Task description
Review the material line by line. Identify and copy every line that contains the string "Australia".

◆ ◆ ◆ ◆ ◆ ◆ ◆

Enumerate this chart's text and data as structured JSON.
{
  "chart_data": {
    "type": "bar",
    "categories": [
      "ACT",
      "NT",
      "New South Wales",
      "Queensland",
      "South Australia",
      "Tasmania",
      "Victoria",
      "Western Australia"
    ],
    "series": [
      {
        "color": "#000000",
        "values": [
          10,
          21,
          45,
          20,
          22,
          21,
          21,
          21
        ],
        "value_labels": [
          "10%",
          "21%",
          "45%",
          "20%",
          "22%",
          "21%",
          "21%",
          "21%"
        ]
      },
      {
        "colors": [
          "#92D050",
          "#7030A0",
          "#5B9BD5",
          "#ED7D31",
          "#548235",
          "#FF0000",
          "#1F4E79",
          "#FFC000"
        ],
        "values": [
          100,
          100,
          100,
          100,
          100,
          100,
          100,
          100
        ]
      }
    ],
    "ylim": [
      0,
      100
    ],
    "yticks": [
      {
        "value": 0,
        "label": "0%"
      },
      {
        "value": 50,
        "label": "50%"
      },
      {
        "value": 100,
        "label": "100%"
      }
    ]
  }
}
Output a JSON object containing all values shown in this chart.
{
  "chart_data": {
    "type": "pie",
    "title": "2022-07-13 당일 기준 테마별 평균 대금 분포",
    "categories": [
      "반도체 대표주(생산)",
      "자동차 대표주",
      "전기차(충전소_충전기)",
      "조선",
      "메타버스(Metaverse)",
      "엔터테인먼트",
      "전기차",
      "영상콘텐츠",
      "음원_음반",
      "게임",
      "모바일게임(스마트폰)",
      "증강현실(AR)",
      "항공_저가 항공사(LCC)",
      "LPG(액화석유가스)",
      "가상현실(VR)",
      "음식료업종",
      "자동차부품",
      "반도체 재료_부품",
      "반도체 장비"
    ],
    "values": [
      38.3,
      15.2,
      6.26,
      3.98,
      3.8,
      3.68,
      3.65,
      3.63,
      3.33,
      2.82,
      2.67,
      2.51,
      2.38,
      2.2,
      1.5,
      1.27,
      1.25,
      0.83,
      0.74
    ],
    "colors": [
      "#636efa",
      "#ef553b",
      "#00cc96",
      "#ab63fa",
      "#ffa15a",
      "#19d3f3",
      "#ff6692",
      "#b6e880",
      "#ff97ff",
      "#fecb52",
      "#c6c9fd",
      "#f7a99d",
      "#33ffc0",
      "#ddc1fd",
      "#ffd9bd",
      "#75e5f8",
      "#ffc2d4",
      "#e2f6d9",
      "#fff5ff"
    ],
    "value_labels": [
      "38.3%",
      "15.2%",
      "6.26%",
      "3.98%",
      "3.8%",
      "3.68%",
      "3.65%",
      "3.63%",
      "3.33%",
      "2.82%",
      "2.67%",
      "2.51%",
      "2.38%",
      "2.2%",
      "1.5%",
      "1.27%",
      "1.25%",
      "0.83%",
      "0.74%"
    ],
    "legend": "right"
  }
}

◆ ◆ ◆ ◆ ◆ ◆ ◆

Response for this exercise
      "South Australia",
      "Western Australia"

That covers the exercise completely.